Document excerpt ▸
-- -- --
Update: A WhatsApp spokesperson responded to BGR India saying, “We’ve looked at this issue carefully. Existing members are notified when new people are added to a WhatsApp group. We built WhatsApp so group messages cannot be sent to a hidden user. The privacy and security of our users is incredibly important to WhatsApp. It’s why we collect very little information and all messages sent on WhatsApp are end-to-end encrypted.”
WhatsApp drives most of our communications today. Given its reach, even a single backdoor potentially brings millions at risk of having their private conversations eavesdropped. Now researchers have found a vulnerability in encrypted group chats on WhatsApp and Signal messaging apps that could allow an outsider to access and even manipulate personal conversations.
Researchers at the Ruhr-Universität Bochum (RUB) in Germany found that anyone who controls WhatsApp or Signal servers can covertly add new members to any private group, allowing them to snoop on group conversations, all without the permission of the group administrator.
WhatsApp introduced end-to-end encryption to assure users that their conversations cannot be accessed, even if the company providing it so desires. However, the research states that messaging services like WhatsApp, Threema, and Signal have not been able to achieve a zero-knowledge system.
The purpose of having an end-to-end encryption is to stop trusting the intermediate servers in such a way that even the company or the server that transmits the data can decrypt the messages or abuse the centralized position. It plays an important role in securing apps against three types of attackers including, a malicious user, network attacker, and malicious server.
The researchers explain, in a pairwise communication, where only two users communicate with each other, the server plays a limited role. However, in a group conversation, the role of servers increases to merge the entire process and it is here where the vulnerability lies – trusting the company’s servers to manage group members, who have full access to a group conversation, and their actions, The Hacker News reports.
-- -- --
Entries supplied ▸
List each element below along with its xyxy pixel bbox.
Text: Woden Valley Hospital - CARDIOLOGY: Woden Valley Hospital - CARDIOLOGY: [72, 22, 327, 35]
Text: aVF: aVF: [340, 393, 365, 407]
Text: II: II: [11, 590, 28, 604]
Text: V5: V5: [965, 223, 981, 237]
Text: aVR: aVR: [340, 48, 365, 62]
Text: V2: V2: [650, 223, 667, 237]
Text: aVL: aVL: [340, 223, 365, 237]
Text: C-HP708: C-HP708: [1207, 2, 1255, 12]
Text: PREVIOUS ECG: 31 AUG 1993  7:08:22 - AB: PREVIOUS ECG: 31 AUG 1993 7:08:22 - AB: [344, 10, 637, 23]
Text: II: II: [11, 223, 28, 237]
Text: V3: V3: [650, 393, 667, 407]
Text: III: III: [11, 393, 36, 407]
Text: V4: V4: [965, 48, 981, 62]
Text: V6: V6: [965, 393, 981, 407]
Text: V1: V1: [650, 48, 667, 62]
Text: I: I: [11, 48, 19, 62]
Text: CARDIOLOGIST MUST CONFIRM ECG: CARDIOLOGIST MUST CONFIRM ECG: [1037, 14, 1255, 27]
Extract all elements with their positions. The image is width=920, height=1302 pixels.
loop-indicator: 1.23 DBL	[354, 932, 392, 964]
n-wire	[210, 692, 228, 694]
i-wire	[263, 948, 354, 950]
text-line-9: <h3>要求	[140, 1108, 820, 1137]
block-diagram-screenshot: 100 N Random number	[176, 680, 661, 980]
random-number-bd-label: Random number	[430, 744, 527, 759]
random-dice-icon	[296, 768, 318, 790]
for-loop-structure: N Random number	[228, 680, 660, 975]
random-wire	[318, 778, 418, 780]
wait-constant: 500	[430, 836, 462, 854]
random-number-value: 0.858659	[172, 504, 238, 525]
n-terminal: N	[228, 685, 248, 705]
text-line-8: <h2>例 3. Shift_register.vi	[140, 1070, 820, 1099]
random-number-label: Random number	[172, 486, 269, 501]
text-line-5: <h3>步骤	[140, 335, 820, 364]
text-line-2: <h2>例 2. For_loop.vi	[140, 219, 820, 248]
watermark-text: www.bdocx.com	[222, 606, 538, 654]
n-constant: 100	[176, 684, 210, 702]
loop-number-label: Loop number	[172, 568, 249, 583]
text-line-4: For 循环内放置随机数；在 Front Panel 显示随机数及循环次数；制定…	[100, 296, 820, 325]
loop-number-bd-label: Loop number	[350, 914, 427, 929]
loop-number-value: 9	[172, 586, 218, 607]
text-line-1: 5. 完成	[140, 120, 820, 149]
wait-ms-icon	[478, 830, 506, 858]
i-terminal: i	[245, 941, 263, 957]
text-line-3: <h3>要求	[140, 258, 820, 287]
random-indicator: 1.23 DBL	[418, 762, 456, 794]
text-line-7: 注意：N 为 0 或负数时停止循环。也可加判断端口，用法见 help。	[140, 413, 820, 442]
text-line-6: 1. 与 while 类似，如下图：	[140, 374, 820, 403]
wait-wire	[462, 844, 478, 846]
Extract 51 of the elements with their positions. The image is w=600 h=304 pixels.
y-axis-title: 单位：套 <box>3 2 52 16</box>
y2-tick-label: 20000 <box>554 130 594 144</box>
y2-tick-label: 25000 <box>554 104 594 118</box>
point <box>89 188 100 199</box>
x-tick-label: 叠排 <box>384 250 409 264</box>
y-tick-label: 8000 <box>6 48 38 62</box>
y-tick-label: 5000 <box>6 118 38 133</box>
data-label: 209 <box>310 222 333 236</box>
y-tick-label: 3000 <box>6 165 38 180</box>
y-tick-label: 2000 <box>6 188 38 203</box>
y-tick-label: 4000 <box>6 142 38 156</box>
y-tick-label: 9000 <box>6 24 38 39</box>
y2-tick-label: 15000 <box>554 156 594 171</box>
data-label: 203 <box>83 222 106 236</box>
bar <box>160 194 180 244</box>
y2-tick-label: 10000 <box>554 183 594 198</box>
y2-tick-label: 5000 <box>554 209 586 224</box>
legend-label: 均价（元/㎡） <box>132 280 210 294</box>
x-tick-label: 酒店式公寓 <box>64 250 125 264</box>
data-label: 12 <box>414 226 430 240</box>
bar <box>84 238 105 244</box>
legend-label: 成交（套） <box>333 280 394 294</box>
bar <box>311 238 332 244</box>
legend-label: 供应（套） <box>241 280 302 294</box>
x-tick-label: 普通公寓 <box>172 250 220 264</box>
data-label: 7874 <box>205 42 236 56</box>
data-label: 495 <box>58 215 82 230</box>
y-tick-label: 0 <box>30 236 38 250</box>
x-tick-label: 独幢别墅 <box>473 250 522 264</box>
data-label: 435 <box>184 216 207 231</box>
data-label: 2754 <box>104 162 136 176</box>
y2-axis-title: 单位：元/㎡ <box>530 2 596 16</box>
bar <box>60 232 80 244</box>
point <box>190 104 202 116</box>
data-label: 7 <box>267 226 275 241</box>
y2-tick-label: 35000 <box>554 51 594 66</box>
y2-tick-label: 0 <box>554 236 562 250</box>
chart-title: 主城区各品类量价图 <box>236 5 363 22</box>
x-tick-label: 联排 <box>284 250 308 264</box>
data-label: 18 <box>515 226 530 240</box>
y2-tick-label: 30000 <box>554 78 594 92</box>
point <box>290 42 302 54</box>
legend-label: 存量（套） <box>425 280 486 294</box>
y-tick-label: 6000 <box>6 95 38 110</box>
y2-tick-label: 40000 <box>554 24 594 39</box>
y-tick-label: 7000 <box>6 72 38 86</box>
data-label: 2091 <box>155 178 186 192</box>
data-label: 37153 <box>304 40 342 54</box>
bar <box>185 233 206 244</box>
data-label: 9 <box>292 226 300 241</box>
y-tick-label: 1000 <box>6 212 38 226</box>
-- -- --
Continue the WhatsApp group chat vulnerability article from where it stops.

As per the research, Signal and WhatsApp fail to properly authenticate that who is adding a new member to the group and it is possible for an unauthorized person, who is not even a member of the group, to add someone to the group chat. Interestingly, the compromised admin or a malicious employee with access to the server could manipulate alerts to not other group members any notification of a new person joining them.
The attacker can break the transport layer security and take full control over a group. However, doing so leaves traces as this operation is listed in the graphical user interface and the WhatsApp server can thus use the fact that it can stealthily reorder and drop messages in the group. This basically means a hacker could potentially cache sent messages to read them first and then rearrange the order in which they are sent to group members, leading to quite a catastrophe.
As per the report, WhatsApp has acknowledged the issue, but argued that notifications of anyone adding a new member to a group will be sent for sure.
Researchers advise messaging services to address the issue by simply adding an authentication mechanism to ensure that the “signed” group management messages come only from the group administrator. As the attack is not easy to execute, casual users need not worry about the same.
Meanwhile, WhatsApp recently added a new feature to its app that allows users to quickly make a switch from a voice call to a video call. The feature is currently available for beta users on the Android platform.